Aim of the exercise. Reproduce each of the lines word for word.

[Source data]
---------------

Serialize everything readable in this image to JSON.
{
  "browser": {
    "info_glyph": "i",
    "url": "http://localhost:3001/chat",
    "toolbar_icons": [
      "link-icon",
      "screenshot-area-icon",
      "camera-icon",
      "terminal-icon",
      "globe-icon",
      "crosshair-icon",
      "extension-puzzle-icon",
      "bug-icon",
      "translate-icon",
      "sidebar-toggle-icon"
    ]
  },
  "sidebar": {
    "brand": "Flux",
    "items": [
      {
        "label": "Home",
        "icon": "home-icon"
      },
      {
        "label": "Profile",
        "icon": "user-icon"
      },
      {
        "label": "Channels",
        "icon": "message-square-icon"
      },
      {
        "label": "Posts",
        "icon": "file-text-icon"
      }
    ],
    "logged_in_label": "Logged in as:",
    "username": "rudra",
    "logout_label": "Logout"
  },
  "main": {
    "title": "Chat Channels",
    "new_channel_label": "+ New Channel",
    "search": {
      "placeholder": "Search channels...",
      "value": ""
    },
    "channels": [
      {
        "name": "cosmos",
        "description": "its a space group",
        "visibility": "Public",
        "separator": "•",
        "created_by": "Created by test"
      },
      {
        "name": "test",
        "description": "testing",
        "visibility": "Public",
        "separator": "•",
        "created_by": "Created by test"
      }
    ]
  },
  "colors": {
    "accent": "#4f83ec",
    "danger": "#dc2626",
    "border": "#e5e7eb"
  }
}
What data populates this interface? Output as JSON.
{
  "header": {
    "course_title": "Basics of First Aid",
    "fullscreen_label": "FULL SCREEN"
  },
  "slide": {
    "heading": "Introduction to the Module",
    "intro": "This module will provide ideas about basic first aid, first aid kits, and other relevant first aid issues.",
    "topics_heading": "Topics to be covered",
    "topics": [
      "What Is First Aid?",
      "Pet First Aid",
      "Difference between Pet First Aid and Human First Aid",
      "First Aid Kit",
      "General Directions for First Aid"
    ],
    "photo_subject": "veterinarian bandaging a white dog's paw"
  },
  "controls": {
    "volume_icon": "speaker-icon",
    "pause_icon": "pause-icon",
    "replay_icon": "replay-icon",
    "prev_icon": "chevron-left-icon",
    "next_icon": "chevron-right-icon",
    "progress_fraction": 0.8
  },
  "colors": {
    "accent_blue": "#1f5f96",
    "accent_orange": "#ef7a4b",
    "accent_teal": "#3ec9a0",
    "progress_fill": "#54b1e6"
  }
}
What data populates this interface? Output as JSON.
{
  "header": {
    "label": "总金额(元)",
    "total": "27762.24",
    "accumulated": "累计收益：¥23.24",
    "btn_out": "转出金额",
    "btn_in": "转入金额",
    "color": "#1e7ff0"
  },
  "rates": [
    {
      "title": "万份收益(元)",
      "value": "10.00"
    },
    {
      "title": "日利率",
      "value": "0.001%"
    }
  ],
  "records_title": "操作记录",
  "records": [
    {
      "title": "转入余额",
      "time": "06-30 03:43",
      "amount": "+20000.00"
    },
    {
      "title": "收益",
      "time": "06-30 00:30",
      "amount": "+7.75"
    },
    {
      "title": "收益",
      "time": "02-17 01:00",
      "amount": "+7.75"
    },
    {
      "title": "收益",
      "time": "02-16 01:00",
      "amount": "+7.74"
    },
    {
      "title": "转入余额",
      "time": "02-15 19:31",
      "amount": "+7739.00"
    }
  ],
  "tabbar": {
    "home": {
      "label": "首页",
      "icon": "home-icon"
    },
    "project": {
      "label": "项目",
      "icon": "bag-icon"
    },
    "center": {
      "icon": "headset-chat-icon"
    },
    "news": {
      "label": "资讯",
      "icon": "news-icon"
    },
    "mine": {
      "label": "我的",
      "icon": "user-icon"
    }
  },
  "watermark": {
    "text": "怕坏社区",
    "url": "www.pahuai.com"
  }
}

---------------

Answer for this exercise.
Serialize everything readable in this image to JSON.
{
  "browser": {
    "info_glyph": "i",
    "url": "http://localhost:3001/chat",
    "toolbar_icons": [
      "link-icon",
      "screenshot-area-icon",
      "camera-icon",
      "terminal-icon",
      "globe-icon",
      "crosshair-icon",
      "extension-puzzle-icon",
      "bug-icon",
      "translate-icon",
      "sidebar-toggle-icon"
    ]
  },
  "sidebar": {
    "brand": "Flux",
    "items": [
      {
        "label": "Home",
        "icon": "home-icon"
      },
      {
        "label": "Profile",
        "icon": "user-icon"
      },
      {
        "label": "Channels",
        "icon": "message-square-icon"
      },
      {
        "label": "Posts",
        "icon": "file-text-icon"
      }
    ],
    "logged_in_label": "Logged in as:",
    "username": "rudra",
    "logout_label": "Logout"
  },
  "main": {
    "title": "Chat Channels",
    "new_channel_label": "+ New Channel",
    "search": {
      "placeholder": "Search channels...",
      "value": ""
    },
    "channels": [
      {
        "name": "cosmos",
        "description": "its a space group",
        "visibility": "Public",
        "separator": "•",
        "created_by": "Created by test"
      },
      {
        "name": "test",
        "description": "testing",
        "visibility": "Public",
        "separator": "•",
        "created_by": "Created by test"
      }
    ]
  },
  "colors": {
    "accent": "#4f83ec",
    "danger": "#dc2626",
    "border": "#e5e7eb"
  }
}
What data populates this interface? Output as JSON.
{
  "header": {
    "course_title": "Basics of First Aid",
    "fullscreen_label": "FULL SCREEN"
  },
  "slide": {
    "heading": "Introduction to the Module",
    "intro": "This module will provide ideas about basic first aid, first aid kits, and other relevant first aid issues.",
    "topics_heading": "Topics to be covered",
    "topics": [
      "What Is First Aid?",
      "Pet First Aid",
      "Difference between Pet First Aid and Human First Aid",
      "First Aid Kit",
      "General Directions for First Aid"
    ],
    "photo_subject": "veterinarian bandaging a white dog's paw"
  },
  "controls": {
    "volume_icon": "speaker-icon",
    "pause_icon": "pause-icon",
    "replay_icon": "replay-icon",
    "prev_icon": "chevron-left-icon",
    "next_icon": "chevron-right-icon",
    "progress_fraction": 0.8
  },
  "colors": {
    "accent_blue": "#1f5f96",
    "accent_orange": "#ef7a4b",
    "accent_teal": "#3ec9a0",
    "progress_fill": "#54b1e6"
  }
}
What data populates this interface? Output as JSON.
{
  "header": {
    "label": "总金额(元)",
    "total": "27762.24",
    "accumulated": "累计收益：¥23.24",
    "btn_out": "转出金额",
    "btn_in": "转入金额",
    "color": "#1e7ff0"
  },
  "rates": [
    {
      "title": "万份收益(元)",
      "value": "10.00"
    },
    {
      "title": "日利率",
      "value": "0.001%"
    }
  ],
  "records_title": "操作记录",
  "records": [
    {
      "title": "转入余额",
      "time": "06-30 03:43",
      "amount": "+20000.00"
    },
    {
      "title": "收益",
      "time": "06-30 00:30",
      "amount": "+7.75"
    },
    {
      "title": "收益",
      "time": "02-17 01:00",
      "amount": "+7.75"
    },
    {
      "title": "收益",
      "time": "02-16 01:00",
      "amount": "+7.74"
    },
    {
      "title": "转入余额",
      "time": "02-15 19:31",
      "amount": "+7739.00"
    }
  ],
  "tabbar": {
    "home": {
      "label": "首页",
      "icon": "home-icon"
    },
    "project": {
      "label": "项目",
      "icon": "bag-icon"
    },
    "center": {
      "icon": "headset-chat-icon"
    },
    "news": {
      "label": "资讯",
      "icon": "news-icon"
    },
    "mine": {
      "label": "我的",
      "icon": "user-icon"
    }
  },
  "watermark": {
    "text": "怕坏社区",
    "url": "www.pahuai.com"
  }
}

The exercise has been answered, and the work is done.